[What you are asked to do]
All lines featuring the string "directors" are to be listed.

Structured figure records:
===

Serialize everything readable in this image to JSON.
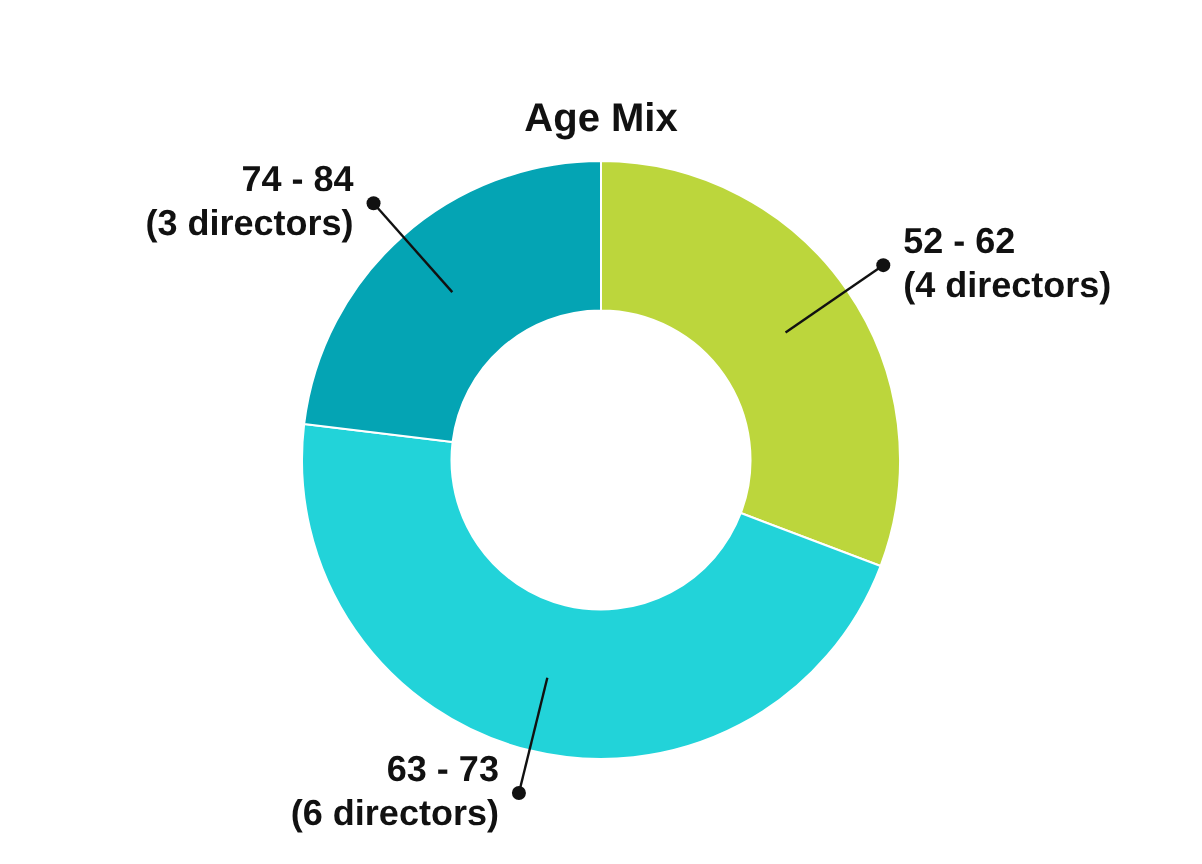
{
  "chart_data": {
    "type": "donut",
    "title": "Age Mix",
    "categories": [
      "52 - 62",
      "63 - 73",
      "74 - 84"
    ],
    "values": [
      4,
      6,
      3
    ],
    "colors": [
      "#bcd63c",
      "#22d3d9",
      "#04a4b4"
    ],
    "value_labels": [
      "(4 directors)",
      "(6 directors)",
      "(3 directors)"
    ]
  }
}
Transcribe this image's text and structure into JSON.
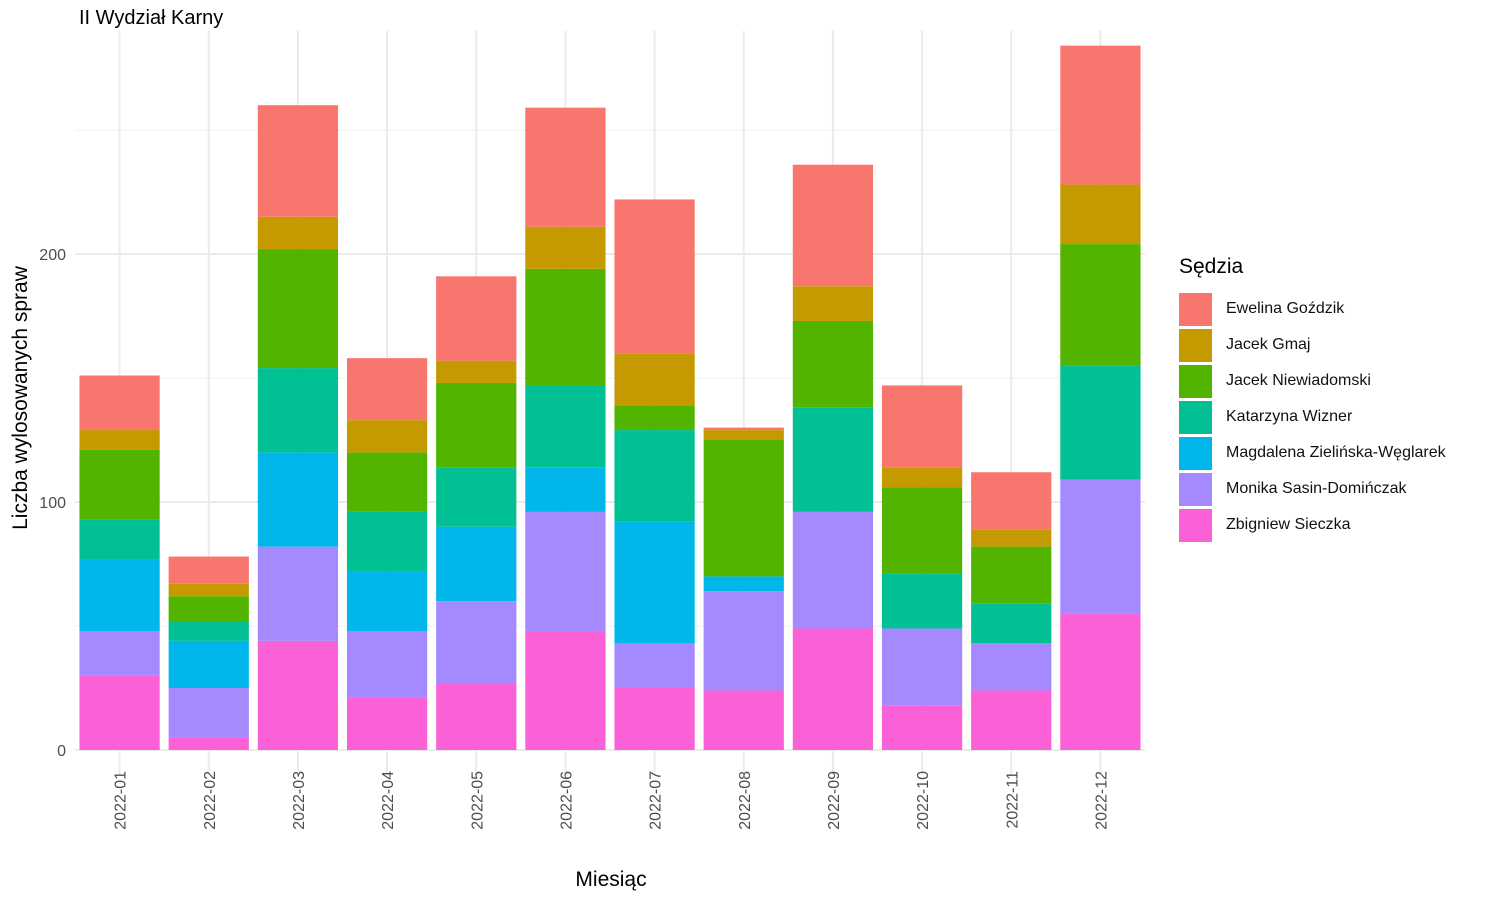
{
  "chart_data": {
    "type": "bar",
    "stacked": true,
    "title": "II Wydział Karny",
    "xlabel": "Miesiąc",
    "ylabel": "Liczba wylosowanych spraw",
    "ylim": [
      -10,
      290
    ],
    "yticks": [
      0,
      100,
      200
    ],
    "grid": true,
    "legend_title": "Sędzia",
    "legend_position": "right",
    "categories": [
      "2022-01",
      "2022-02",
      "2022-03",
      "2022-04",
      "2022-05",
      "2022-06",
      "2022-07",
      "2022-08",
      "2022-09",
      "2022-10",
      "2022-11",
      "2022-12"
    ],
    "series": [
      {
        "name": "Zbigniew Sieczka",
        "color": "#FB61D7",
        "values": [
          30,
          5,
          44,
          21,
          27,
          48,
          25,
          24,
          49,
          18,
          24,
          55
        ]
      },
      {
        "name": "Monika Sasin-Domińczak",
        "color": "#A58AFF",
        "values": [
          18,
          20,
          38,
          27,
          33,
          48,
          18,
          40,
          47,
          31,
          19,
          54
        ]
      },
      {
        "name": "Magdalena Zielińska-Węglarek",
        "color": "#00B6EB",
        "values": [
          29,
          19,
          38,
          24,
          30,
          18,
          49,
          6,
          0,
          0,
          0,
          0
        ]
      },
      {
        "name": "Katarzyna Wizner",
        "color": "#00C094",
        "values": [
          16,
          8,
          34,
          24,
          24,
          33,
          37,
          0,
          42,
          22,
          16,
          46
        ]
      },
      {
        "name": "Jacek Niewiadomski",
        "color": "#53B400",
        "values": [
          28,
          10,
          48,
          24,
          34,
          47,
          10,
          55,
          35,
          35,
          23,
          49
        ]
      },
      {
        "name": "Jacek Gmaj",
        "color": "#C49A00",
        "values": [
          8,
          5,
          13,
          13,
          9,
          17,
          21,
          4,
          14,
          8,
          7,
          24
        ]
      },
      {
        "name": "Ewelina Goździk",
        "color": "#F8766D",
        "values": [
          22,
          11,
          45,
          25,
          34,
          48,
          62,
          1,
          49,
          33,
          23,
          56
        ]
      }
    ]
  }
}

===

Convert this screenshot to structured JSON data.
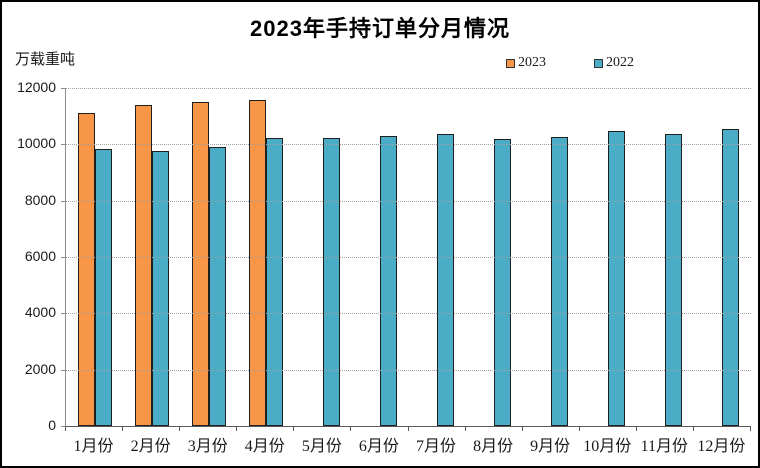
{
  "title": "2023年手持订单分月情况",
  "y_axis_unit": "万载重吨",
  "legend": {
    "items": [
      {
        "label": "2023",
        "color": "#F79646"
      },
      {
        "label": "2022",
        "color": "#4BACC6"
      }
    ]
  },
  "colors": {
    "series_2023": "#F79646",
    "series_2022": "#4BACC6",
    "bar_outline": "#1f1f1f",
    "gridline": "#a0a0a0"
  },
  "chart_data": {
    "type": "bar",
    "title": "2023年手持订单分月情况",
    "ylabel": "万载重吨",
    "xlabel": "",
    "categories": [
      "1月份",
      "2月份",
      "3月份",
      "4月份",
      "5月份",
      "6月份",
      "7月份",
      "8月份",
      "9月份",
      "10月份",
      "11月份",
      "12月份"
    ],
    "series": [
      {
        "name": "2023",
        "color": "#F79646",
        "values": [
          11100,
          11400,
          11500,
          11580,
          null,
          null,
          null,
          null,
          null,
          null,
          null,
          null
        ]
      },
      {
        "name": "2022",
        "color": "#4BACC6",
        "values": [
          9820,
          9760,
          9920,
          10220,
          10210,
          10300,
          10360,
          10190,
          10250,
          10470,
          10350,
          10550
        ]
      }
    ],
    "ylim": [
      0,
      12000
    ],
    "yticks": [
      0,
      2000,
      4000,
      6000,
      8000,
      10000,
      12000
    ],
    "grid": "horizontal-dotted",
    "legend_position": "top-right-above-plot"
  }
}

===

[Solution to the exercise]
      "(4 directors)",
      "(6 directors)",
      "(3 directors)"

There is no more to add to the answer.